Data for processing
[Begin]

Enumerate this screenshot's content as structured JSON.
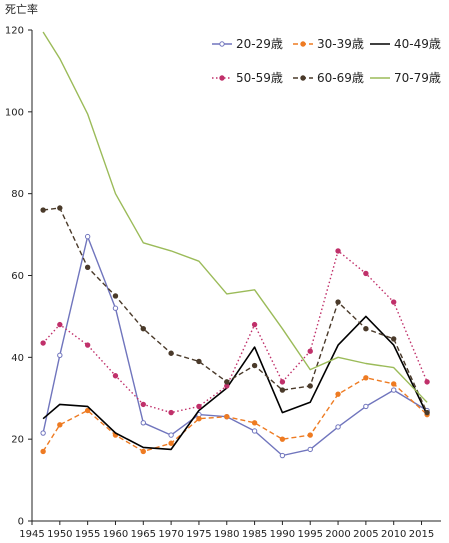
{
  "chart_data": {
    "type": "line",
    "title": "",
    "xlabel": "",
    "ylabel": "死亡率",
    "xlim": [
      1945,
      2015
    ],
    "ylim": [
      0,
      120
    ],
    "x_ticks": [
      1945,
      1950,
      1955,
      1960,
      1965,
      1970,
      1975,
      1980,
      1985,
      1990,
      1995,
      2000,
      2005,
      2010,
      2015
    ],
    "y_ticks": [
      0,
      20,
      40,
      60,
      80,
      100,
      120
    ],
    "grid": false,
    "legend_position": "top-right",
    "x": [
      1947,
      1950,
      1955,
      1960,
      1965,
      1970,
      1975,
      1980,
      1985,
      1990,
      1995,
      2000,
      2005,
      2010,
      2016
    ],
    "series": [
      {
        "name": "20-29歳",
        "color": "#7075bd",
        "dash": "solid",
        "marker": "circle-open",
        "values": [
          21.5,
          40.5,
          69.5,
          52,
          24,
          21,
          26,
          25.5,
          22,
          16,
          17.5,
          23,
          28,
          32,
          27
        ]
      },
      {
        "name": "30-39歳",
        "color": "#ee7b22",
        "dash": "dash",
        "marker": "circle",
        "values": [
          17,
          23.5,
          27,
          21,
          17,
          19,
          25,
          25.5,
          24,
          20,
          21,
          31,
          35,
          33.5,
          26
        ]
      },
      {
        "name": "40-49歳",
        "color": "#000000",
        "dash": "solid",
        "marker": "none",
        "values": [
          25,
          28.5,
          28,
          21.5,
          18,
          17.5,
          27,
          32.5,
          42.5,
          26.5,
          29,
          43,
          50,
          43,
          26
        ]
      },
      {
        "name": "50-59歳",
        "color": "#c0306a",
        "dash": "dot",
        "marker": "circle",
        "values": [
          43.5,
          48,
          43,
          35.5,
          28.5,
          26.5,
          28,
          33,
          48,
          34,
          41.5,
          66,
          60.5,
          53.5,
          34
        ]
      },
      {
        "name": "60-69歳",
        "color": "#4a3a2a",
        "dash": "dash",
        "marker": "circle",
        "values": [
          76,
          76.5,
          62,
          55,
          47,
          41,
          39,
          34,
          38,
          32,
          33,
          53.5,
          47,
          44.5,
          26.5
        ]
      },
      {
        "name": "70-79歳",
        "color": "#9bbb59",
        "dash": "solid",
        "marker": "none",
        "values": [
          119.5,
          113,
          99.5,
          80,
          68,
          66,
          63.5,
          55.5,
          56.5,
          47,
          37,
          40,
          38.5,
          37.5,
          29
        ]
      }
    ]
  }
}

[End]

Given exercise
Pictures in the records must not appear in the copy; transcribe everything else precisely.

Task output
Enumerate this screenshot's content as structured JSON.
{
  "chart_data": {
    "type": "line",
    "title": "",
    "xlabel": "",
    "ylabel": "死亡率",
    "xlim": [
      1945,
      2015
    ],
    "ylim": [
      0,
      120
    ],
    "x_ticks": [
      1945,
      1950,
      1955,
      1960,
      1965,
      1970,
      1975,
      1980,
      1985,
      1990,
      1995,
      2000,
      2005,
      2010,
      2015
    ],
    "y_ticks": [
      0,
      20,
      40,
      60,
      80,
      100,
      120
    ],
    "grid": false,
    "legend_position": "top-right",
    "x": [
      1947,
      1950,
      1955,
      1960,
      1965,
      1970,
      1975,
      1980,
      1985,
      1990,
      1995,
      2000,
      2005,
      2010,
      2016
    ],
    "series": [
      {
        "name": "20-29歳",
        "color": "#7075bd",
        "dash": "solid",
        "marker": "circle-open",
        "values": [
          21.5,
          40.5,
          69.5,
          52,
          24,
          21,
          26,
          25.5,
          22,
          16,
          17.5,
          23,
          28,
          32,
          27
        ]
      },
      {
        "name": "30-39歳",
        "color": "#ee7b22",
        "dash": "dash",
        "marker": "circle",
        "values": [
          17,
          23.5,
          27,
          21,
          17,
          19,
          25,
          25.5,
          24,
          20,
          21,
          31,
          35,
          33.5,
          26
        ]
      },
      {
        "name": "40-49歳",
        "color": "#000000",
        "dash": "solid",
        "marker": "none",
        "values": [
          25,
          28.5,
          28,
          21.5,
          18,
          17.5,
          27,
          32.5,
          42.5,
          26.5,
          29,
          43,
          50,
          43,
          26
        ]
      },
      {
        "name": "50-59歳",
        "color": "#c0306a",
        "dash": "dot",
        "marker": "circle",
        "values": [
          43.5,
          48,
          43,
          35.5,
          28.5,
          26.5,
          28,
          33,
          48,
          34,
          41.5,
          66,
          60.5,
          53.5,
          34
        ]
      },
      {
        "name": "60-69歳",
        "color": "#4a3a2a",
        "dash": "dash",
        "marker": "circle",
        "values": [
          76,
          76.5,
          62,
          55,
          47,
          41,
          39,
          34,
          38,
          32,
          33,
          53.5,
          47,
          44.5,
          26.5
        ]
      },
      {
        "name": "70-79歳",
        "color": "#9bbb59",
        "dash": "solid",
        "marker": "none",
        "values": [
          119.5,
          113,
          99.5,
          80,
          68,
          66,
          63.5,
          55.5,
          56.5,
          47,
          37,
          40,
          38.5,
          37.5,
          29
        ]
      }
    ]
  }
}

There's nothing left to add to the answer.